■ **Job**
Output the material beneath this task exactly, images excluded.
** Start Records provided **
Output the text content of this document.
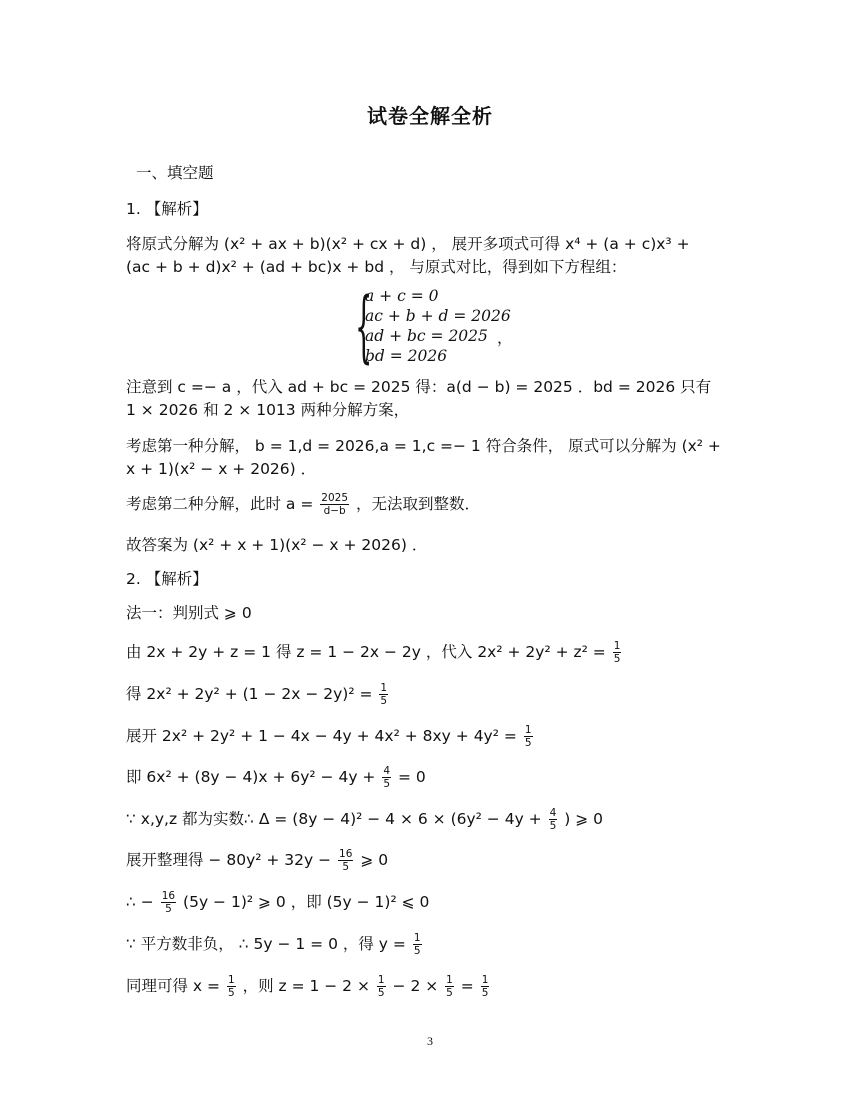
试卷全解全析
一、填空题
1. 【解析】
将原式分解为 (x² + ax + b)(x² + cx + d) ， 展开多项式可得 x⁴ + (a + c)x³ +
(ac + b + d)x² + (ad + bc)x + bd ， 与原式对比，得到如下方程组：
{
a + c = 0
ac + b + d = 2026
ad + bc = 2025
bd = 2026
，
注意到 c =− a ，代入 ad + bc = 2025 得：a(d − b) = 2025 ．bd = 2026 只有
1 × 2026 和 2 × 1013 两种分解方案，
考虑第一种分解， b = 1,d = 2026,a = 1,c =− 1 符合条件， 原式可以分解为 (x² +
x + 1)(x² − x + 2026) ．
考虑第二种分解，此时 $a = \frac{2025}{d-b}$ ，无法取到整数．
故答案为 (x² + x + 1)(x² − x + 2026) ．
2. 【解析】
法一：判别式 ⩾ 0
由 2x + 2y + z = 1 得 z = 1 − 2x − 2y ，代入 $2x^2 + 2y^2 + z^2 = \frac{1}{5}$
得 $2x^2 + 2y^2 + (1 - 2x - 2y)^2 = \frac{1}{5}$
展开 $2x^2 + 2y^2 + 1 - 4x - 4y + 4x^2 + 8xy + 4y^2 = \frac{1}{5}$
即 $6x^2 + (8y - 4)x + 6y^2 - 4y + \frac{4}{5} = 0$
∵ x,y,z 都为实数∴ $\Delta = (8y - 4)^2 - 4 \times 6 \times (6y^2 - 4y + \frac{4}{5}$ ) ⩾ 0
展开整理得 − $80y^2 + 32y - \frac{16}{5}$ ⩾ 0
∴ − $\frac{16}{5} (5y - 1)^2$ ⩾ 0 ，即 (5y − 1)² ⩽ 0
∵ 平方数非负， ∴ 5y − 1 = 0 ，得 $y = \frac{1}{5}$
同理可得 $x = \frac{1}{5}$ ，则 $z = 1 - 2 \times \frac{1}{5} - 2 \times \frac{1}{5} = \frac{1}{5}$
3
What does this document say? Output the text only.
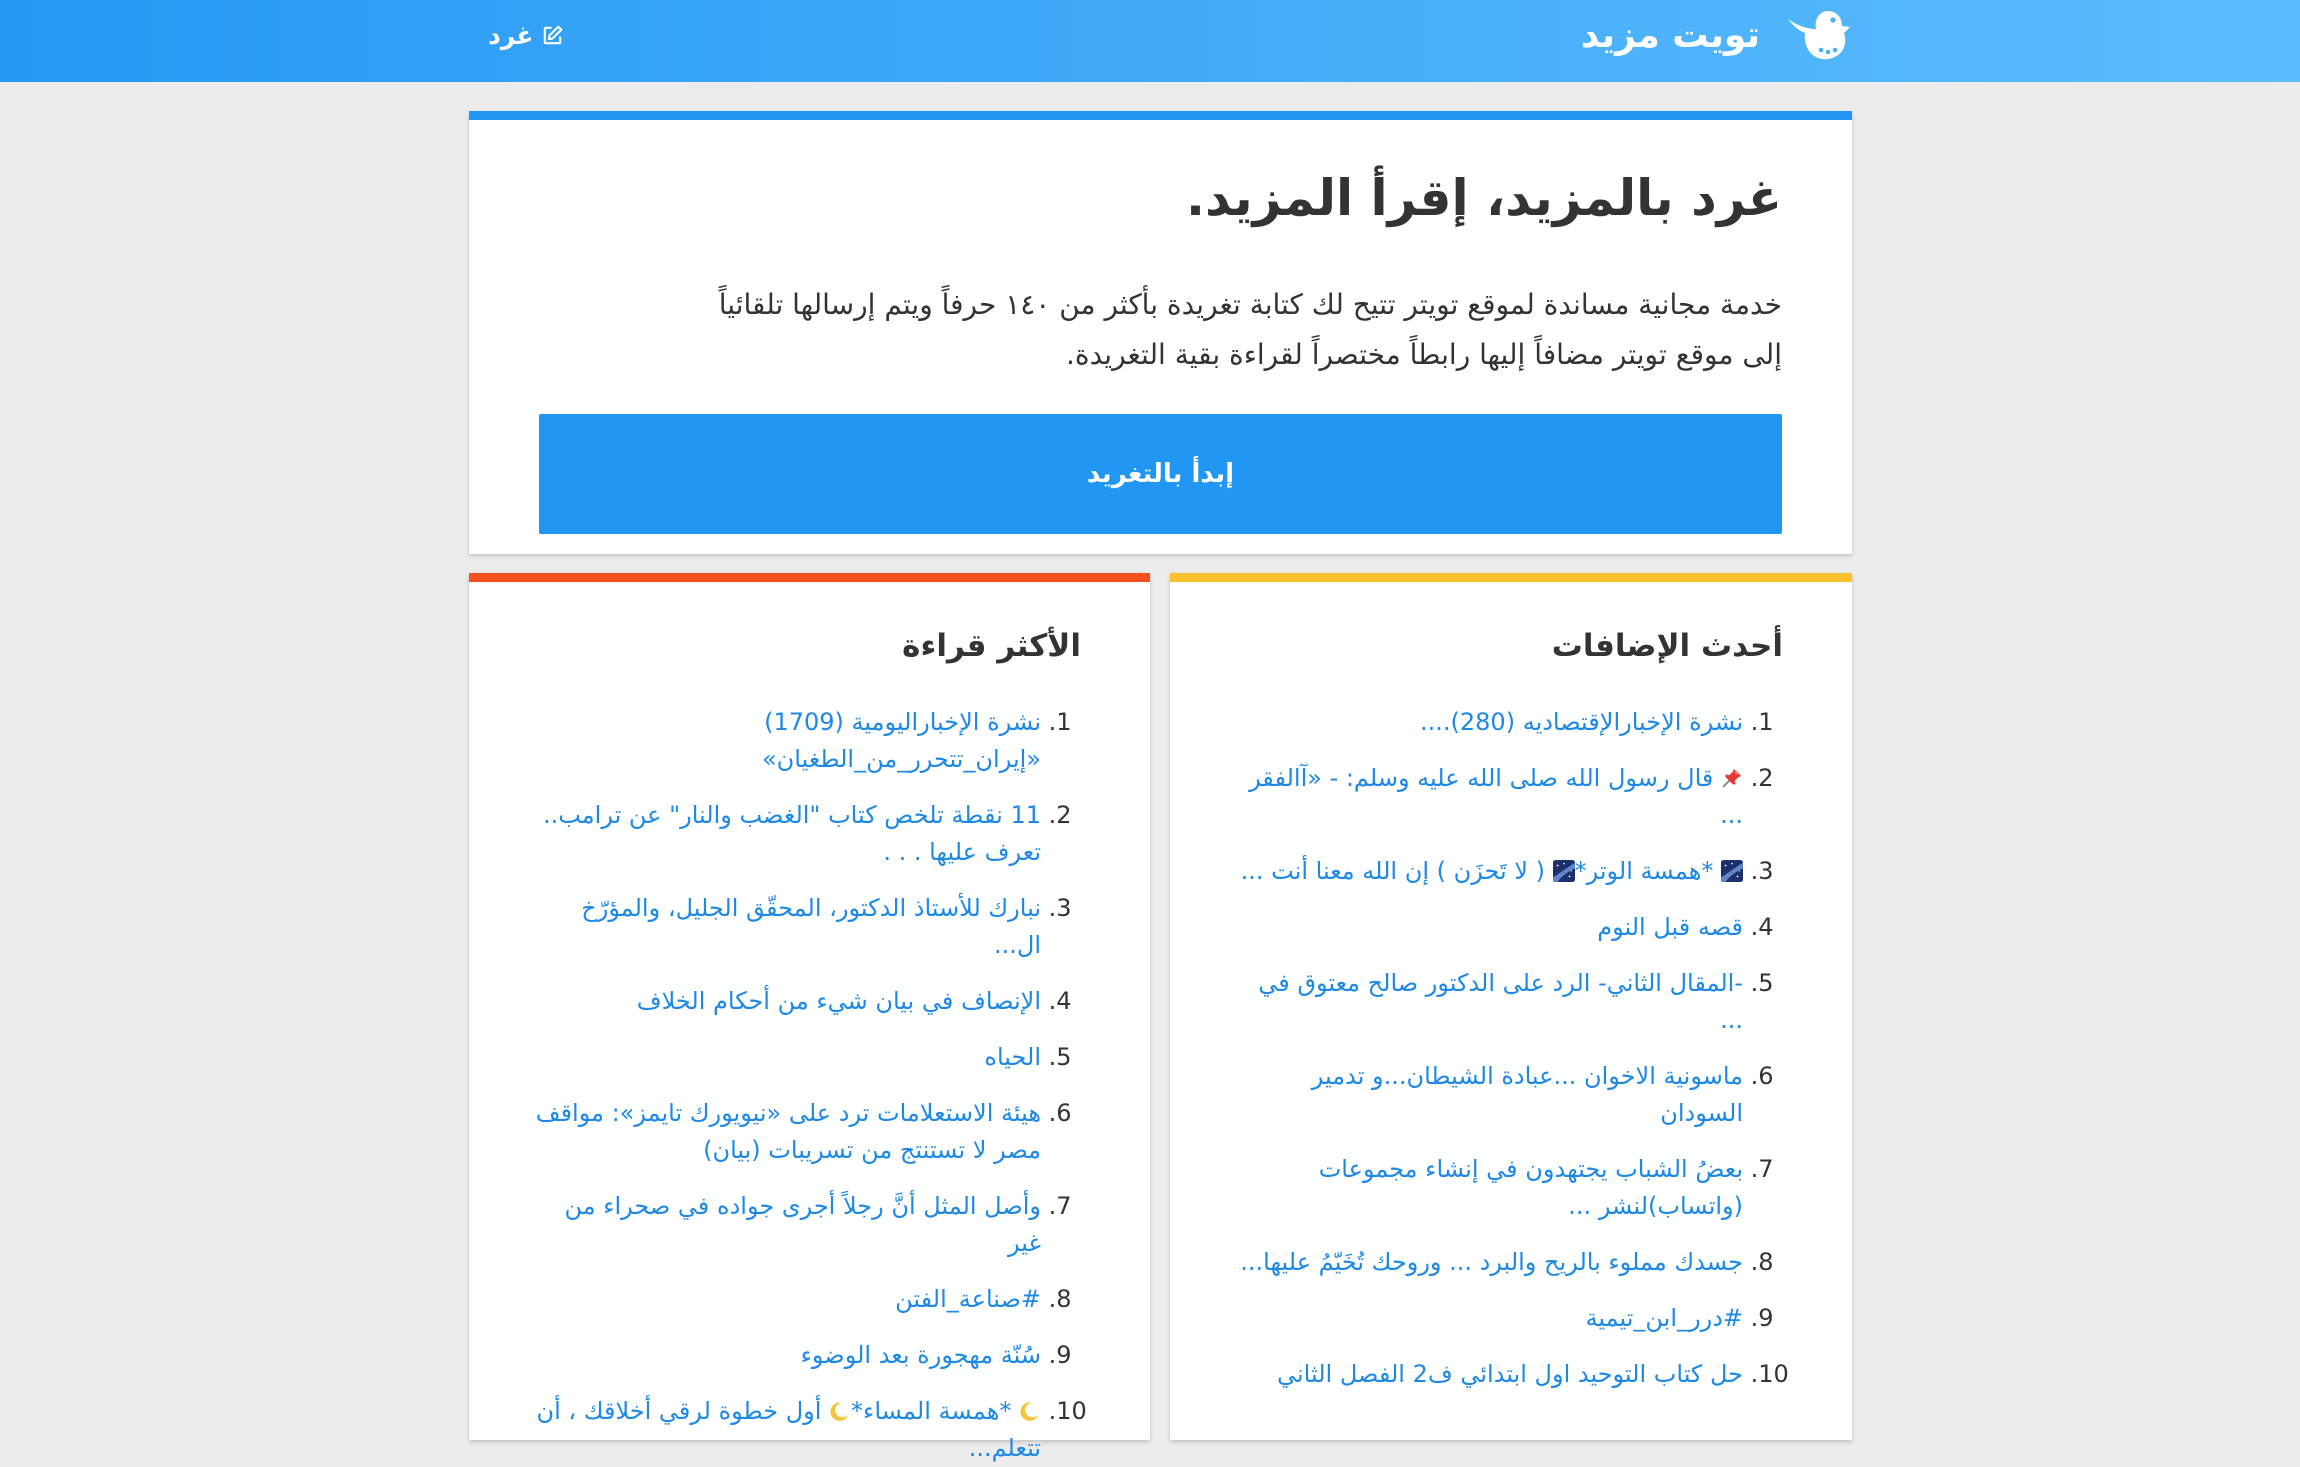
تويت مزيد
غرد
غرد بالمزيد، إقرأ المزيد.

خدمة مجانية مساندة لموقع تويتر تتيح لك كتابة تغريدة بأكثر من ١٤٠ حرفاً ويتم إرسالها تلقائياً
إلى موقع تويتر مضافاً إليها رابطاً مختصراً لقراءة بقية التغريدة.

إبدأ بالتغريد
أحدث الإضافات
1. نشرة الإخبارالإقتصاديه (280)....
2.
قال رسول الله صلى الله عليه وسلم: - «آالفقر ...
3.
*همسة الوتر*
( لا تَحزَن ) إن الله معنا أنت ...
4. قصه قبل النوم
5. -المقال الثاني- الرد على الدكتور صالح معتوق في ...
6. ماسونية الاخوان ...عبادة الشيطان...و تدمير السودان
7. بعضُ الشباب يجتهدون في إنشاء مجموعات (واتساب)لنشر ...
8. جسدك مملوء بالريح والبرد ... وروحك تُخَيّمُ عليها...
9. #درر_ابن_تيمية
10. حل كتاب التوحيد اول ابتدائي ف2 الفصل الثاني
الأكثر قراءة
1. نشرة الإخباراليومية (1709) «إيران_تتحرر_من_الطغيان»
2. 11 نقطة تلخص كتاب "الغضب والنار" عن ترامب.. تعرف عليها . . .
3. نبارك للأستاذ الدكتور، المحقّق الجليل، والمؤرّخ ال...
4. الإنصاف في بيان شيء من أحكام الخلاف
5. الحياه
6. هيئة الاستعلامات ترد على «نيويورك تايمز»: مواقف مصر لا تستنتج من تسريبات (بيان)
7. وأصل المثل أنَّ رجلاً أجرى جواده في صحراء من غير
8. #صناعة_الفتن
9. سُنّة مهجورة بعد الوضوء
10.
*همسة المساء*
أول خطوة لرقي أخلاقك ، أن تتعلم...
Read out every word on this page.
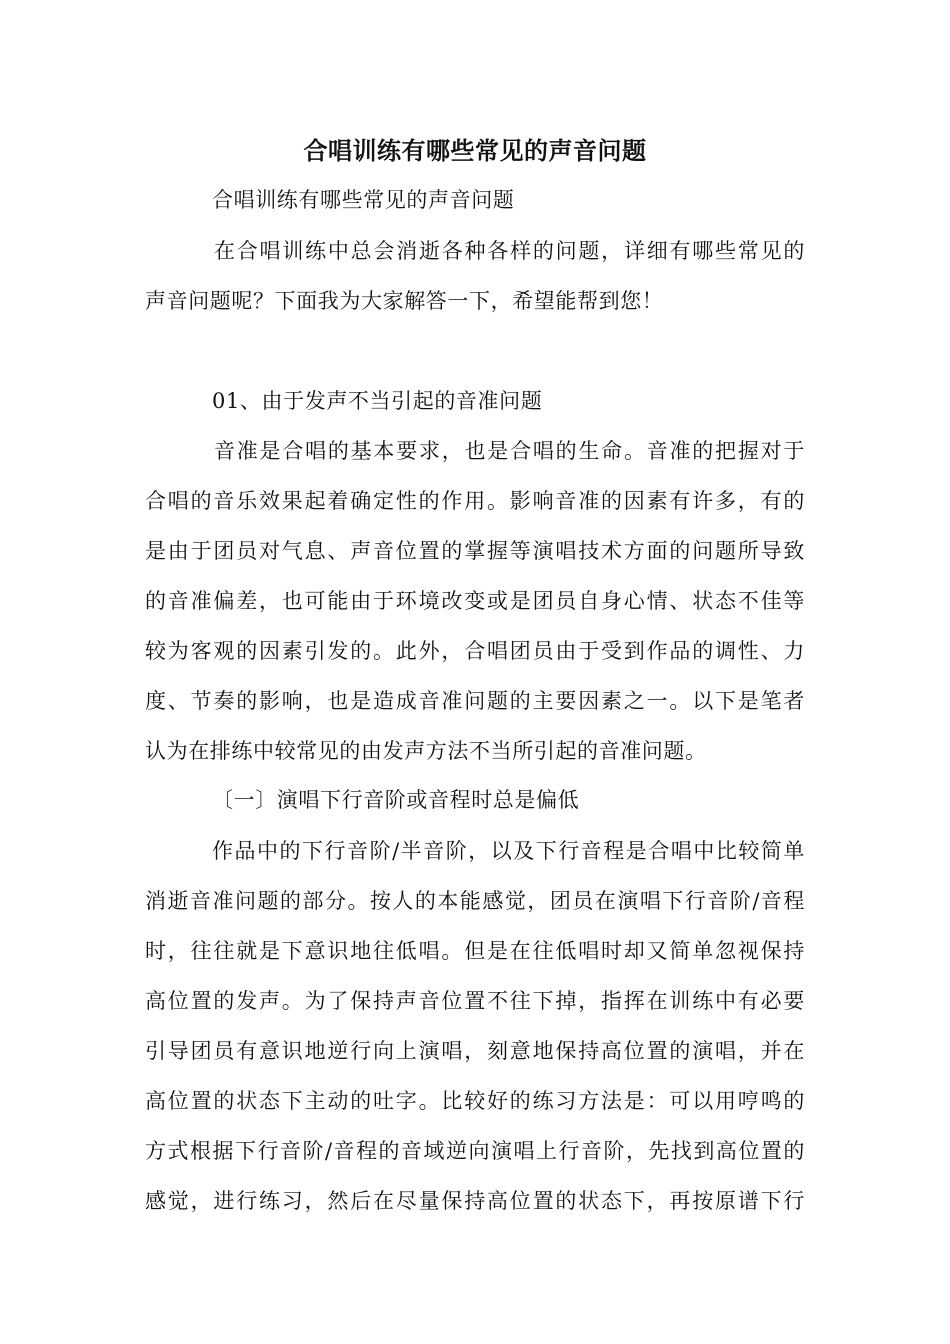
合唱训练有哪些常见的声音问题
合唱训练有哪些常见的声音问题
在合唱训练中总会消逝各种各样的问题，详细有哪些常见的
声音问题呢？下面我为大家解答一下，希望能帮到您！
01、由于发声不当引起的音准问题
音准是合唱的基本要求，也是合唱的生命。音准的把握对于
合唱的音乐效果起着确定性的作用。影响音准的因素有许多，有的
是由于团员对气息、声音位置的掌握等演唱技术方面的问题所导致
的音准偏差，也可能由于环境改变或是团员自身心情、状态不佳等
较为客观的因素引发的。此外，合唱团员由于受到作品的调性、力
度、节奏的影响，也是造成音准问题的主要因素之一。以下是笔者
认为在排练中较常见的由发声方法不当所引起的音准问题。
〔一〕演唱下行音阶或音程时总是偏低
作品中的下行音阶/半音阶，以及下行音程是合唱中比较简单
消逝音准问题的部分。按人的本能感觉，团员在演唱下行音阶/音程
时，往往就是下意识地往低唱。但是在往低唱时却又简单忽视保持
高位置的发声。为了保持声音位置不往下掉，指挥在训练中有必要
引导团员有意识地逆行向上演唱，刻意地保持高位置的演唱，并在
高位置的状态下主动的吐字。比较好的练习方法是：可以用哼鸣的
方式根据下行音阶/音程的音域逆向演唱上行音阶，先找到高位置的
感觉，进行练习，然后在尽量保持高位置的状态下，再按原谱下行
** End Records provided **
■ **Solution**
Output the text content of this document.
试卷全解全析
一、填空题
1. 【解析】
将原式分解为 (x² + ax + b)(x² + cx + d) ， 展开多项式可得 x⁴ + (a + c)x³ +
(ac + b + d)x² + (ad + bc)x + bd ， 与原式对比，得到如下方程组：
{
a + c = 0
ac + b + d = 2026
ad + bc = 2025
bd = 2026
，
注意到 c =− a ，代入 ad + bc = 2025 得：a(d − b) = 2025 ．bd = 2026 只有
1 × 2026 和 2 × 1013 两种分解方案，
考虑第一种分解， b = 1,d = 2026,a = 1,c =− 1 符合条件， 原式可以分解为 (x² +
x + 1)(x² − x + 2026) ．
考虑第二种分解，此时 $a = \frac{2025}{d-b}$ ，无法取到整数．
故答案为 (x² + x + 1)(x² − x + 2026) ．
2. 【解析】
法一：判别式 ⩾ 0
由 2x + 2y + z = 1 得 z = 1 − 2x − 2y ，代入 $2x^2 + 2y^2 + z^2 = \frac{1}{5}$
得 $2x^2 + 2y^2 + (1 - 2x - 2y)^2 = \frac{1}{5}$
展开 $2x^2 + 2y^2 + 1 - 4x - 4y + 4x^2 + 8xy + 4y^2 = \frac{1}{5}$
即 $6x^2 + (8y - 4)x + 6y^2 - 4y + \frac{4}{5} = 0$
∵ x,y,z 都为实数∴ $\Delta = (8y - 4)^2 - 4 \times 6 \times (6y^2 - 4y + \frac{4}{5}$ ) ⩾ 0
展开整理得 − $80y^2 + 32y - \frac{16}{5}$ ⩾ 0
∴ − $\frac{16}{5} (5y - 1)^2$ ⩾ 0 ，即 (5y − 1)² ⩽ 0
∵ 平方数非负， ∴ 5y − 1 = 0 ，得 $y = \frac{1}{5}$
同理可得 $x = \frac{1}{5}$ ，则 $z = 1 - 2 \times \frac{1}{5} - 2 \times \frac{1}{5} = \frac{1}{5}$
3
What does this document say? Output the text only.
تويت مزيد
غرد
غرد بالمزيد، إقرأ المزيد.

خدمة مجانية مساندة لموقع تويتر تتيح لك كتابة تغريدة بأكثر من ١٤٠ حرفاً ويتم إرسالها تلقائياً
إلى موقع تويتر مضافاً إليها رابطاً مختصراً لقراءة بقية التغريدة.

إبدأ بالتغريد
أحدث الإضافات
1. نشرة الإخبارالإقتصاديه (280)....
2.
قال رسول الله صلى الله عليه وسلم: - «آالفقر ...
3.
*همسة الوتر*
( لا تَحزَن ) إن الله معنا أنت ...
4. قصه قبل النوم
5. -المقال الثاني- الرد على الدكتور صالح معتوق في ...
6. ماسونية الاخوان ...عبادة الشيطان...و تدمير السودان
7. بعضُ الشباب يجتهدون في إنشاء مجموعات (واتساب)لنشر ...
8. جسدك مملوء بالريح والبرد ... وروحك تُخَيّمُ عليها...
9. #درر_ابن_تيمية
10. حل كتاب التوحيد اول ابتدائي ف2 الفصل الثاني
الأكثر قراءة
1. نشرة الإخباراليومية (1709) «إيران_تتحرر_من_الطغيان»
2. 11 نقطة تلخص كتاب "الغضب والنار" عن ترامب.. تعرف عليها . . .
3. نبارك للأستاذ الدكتور، المحقّق الجليل، والمؤرّخ ال...
4. الإنصاف في بيان شيء من أحكام الخلاف
5. الحياه
6. هيئة الاستعلامات ترد على «نيويورك تايمز»: مواقف مصر لا تستنتج من تسريبات (بيان)
7. وأصل المثل أنَّ رجلاً أجرى جواده في صحراء من غير
8. #صناعة_الفتن
9. سُنّة مهجورة بعد الوضوء
10.
*همسة المساء*
أول خطوة لرقي أخلاقك ، أن تتعلم...
Read out every word on this page.
合唱训练有哪些常见的声音问题
合唱训练有哪些常见的声音问题
在合唱训练中总会消逝各种各样的问题，详细有哪些常见的
声音问题呢？下面我为大家解答一下，希望能帮到您！
01、由于发声不当引起的音准问题
音准是合唱的基本要求，也是合唱的生命。音准的把握对于
合唱的音乐效果起着确定性的作用。影响音准的因素有许多，有的
是由于团员对气息、声音位置的掌握等演唱技术方面的问题所导致
的音准偏差，也可能由于环境改变或是团员自身心情、状态不佳等
较为客观的因素引发的。此外，合唱团员由于受到作品的调性、力
度、节奏的影响，也是造成音准问题的主要因素之一。以下是笔者
认为在排练中较常见的由发声方法不当所引起的音准问题。
〔一〕演唱下行音阶或音程时总是偏低
作品中的下行音阶/半音阶，以及下行音程是合唱中比较简单
消逝音准问题的部分。按人的本能感觉，团员在演唱下行音阶/音程
时，往往就是下意识地往低唱。但是在往低唱时却又简单忽视保持
高位置的发声。为了保持声音位置不往下掉，指挥在训练中有必要
引导团员有意识地逆行向上演唱，刻意地保持高位置的演唱，并在
高位置的状态下主动的吐字。比较好的练习方法是：可以用哼鸣的
方式根据下行音阶/音程的音域逆向演唱上行音阶，先找到高位置的
感觉，进行练习，然后在尽量保持高位置的状态下，再按原谱下行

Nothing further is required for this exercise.